§ Task directions:
Lines holding the string "xlabel" are the ones to copy from this listing.

§ Provided records:
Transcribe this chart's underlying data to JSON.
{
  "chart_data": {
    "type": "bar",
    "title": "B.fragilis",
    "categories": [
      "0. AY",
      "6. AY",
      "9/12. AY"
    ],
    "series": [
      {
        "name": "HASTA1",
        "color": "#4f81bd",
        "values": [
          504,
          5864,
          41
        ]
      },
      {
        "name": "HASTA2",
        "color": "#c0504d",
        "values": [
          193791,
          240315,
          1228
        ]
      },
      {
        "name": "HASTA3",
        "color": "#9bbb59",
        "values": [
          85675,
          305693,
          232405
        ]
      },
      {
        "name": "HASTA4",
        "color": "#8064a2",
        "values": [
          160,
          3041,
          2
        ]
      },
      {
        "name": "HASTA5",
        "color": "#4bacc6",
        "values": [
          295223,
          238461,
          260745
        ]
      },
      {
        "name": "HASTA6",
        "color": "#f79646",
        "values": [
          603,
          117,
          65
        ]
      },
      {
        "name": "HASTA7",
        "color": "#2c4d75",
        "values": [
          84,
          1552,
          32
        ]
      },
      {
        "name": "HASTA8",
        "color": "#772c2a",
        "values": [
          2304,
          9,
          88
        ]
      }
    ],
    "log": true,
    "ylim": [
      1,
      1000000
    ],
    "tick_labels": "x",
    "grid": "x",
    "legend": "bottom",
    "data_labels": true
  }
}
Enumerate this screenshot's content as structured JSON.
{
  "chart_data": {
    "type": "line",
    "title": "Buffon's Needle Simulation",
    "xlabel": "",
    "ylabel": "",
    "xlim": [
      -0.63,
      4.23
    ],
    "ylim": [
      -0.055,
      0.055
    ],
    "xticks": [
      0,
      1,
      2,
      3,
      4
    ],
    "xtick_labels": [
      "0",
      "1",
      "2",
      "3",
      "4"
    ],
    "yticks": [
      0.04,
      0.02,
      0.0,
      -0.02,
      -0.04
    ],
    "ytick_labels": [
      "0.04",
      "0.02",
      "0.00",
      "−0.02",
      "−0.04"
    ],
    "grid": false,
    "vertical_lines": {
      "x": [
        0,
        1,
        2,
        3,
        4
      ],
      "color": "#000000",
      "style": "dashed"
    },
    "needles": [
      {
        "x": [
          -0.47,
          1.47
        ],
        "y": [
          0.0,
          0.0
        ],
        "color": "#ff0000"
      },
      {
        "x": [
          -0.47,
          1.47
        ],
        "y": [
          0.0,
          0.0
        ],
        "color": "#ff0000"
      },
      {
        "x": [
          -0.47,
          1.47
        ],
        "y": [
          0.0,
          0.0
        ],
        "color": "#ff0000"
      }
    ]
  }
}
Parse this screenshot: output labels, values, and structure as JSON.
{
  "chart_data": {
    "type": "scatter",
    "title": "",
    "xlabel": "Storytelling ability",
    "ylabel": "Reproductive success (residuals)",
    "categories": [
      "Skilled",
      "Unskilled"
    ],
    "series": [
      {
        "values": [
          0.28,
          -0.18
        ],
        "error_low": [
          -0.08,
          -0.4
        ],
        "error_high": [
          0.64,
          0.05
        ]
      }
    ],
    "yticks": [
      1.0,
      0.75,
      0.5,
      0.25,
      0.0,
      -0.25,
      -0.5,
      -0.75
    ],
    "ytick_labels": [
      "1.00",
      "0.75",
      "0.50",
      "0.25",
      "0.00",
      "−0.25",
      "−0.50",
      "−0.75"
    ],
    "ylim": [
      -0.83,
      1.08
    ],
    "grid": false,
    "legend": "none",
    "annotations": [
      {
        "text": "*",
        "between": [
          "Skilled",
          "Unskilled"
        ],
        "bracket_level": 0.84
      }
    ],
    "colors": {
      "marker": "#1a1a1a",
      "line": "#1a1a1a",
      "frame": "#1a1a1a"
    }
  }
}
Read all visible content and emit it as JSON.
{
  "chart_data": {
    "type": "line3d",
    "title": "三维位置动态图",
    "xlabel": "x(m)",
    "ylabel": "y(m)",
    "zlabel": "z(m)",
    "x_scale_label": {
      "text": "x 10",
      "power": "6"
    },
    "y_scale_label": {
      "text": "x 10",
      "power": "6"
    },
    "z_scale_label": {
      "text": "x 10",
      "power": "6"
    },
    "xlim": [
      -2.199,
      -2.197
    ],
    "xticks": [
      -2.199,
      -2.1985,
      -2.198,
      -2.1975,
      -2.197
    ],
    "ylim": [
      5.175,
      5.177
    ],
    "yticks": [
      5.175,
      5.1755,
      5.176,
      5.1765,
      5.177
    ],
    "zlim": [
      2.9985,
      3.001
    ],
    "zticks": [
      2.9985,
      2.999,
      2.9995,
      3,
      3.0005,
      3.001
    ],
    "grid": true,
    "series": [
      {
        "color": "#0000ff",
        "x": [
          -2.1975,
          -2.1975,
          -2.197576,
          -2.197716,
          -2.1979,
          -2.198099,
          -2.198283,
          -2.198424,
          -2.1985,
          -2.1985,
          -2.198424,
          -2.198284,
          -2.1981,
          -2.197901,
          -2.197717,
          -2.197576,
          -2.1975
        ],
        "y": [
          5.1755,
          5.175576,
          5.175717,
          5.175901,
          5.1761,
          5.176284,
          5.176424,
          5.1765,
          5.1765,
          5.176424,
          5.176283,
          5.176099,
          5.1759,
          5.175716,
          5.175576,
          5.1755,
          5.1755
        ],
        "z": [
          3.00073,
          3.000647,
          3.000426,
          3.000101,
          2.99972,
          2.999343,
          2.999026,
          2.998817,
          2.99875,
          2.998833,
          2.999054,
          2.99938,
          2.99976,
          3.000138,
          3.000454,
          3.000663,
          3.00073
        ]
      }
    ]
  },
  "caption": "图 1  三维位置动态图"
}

§ Worked answer:
    "xlabel": "",
    "xlabel": "Storytelling ability",
    "xlabel": "x(m)",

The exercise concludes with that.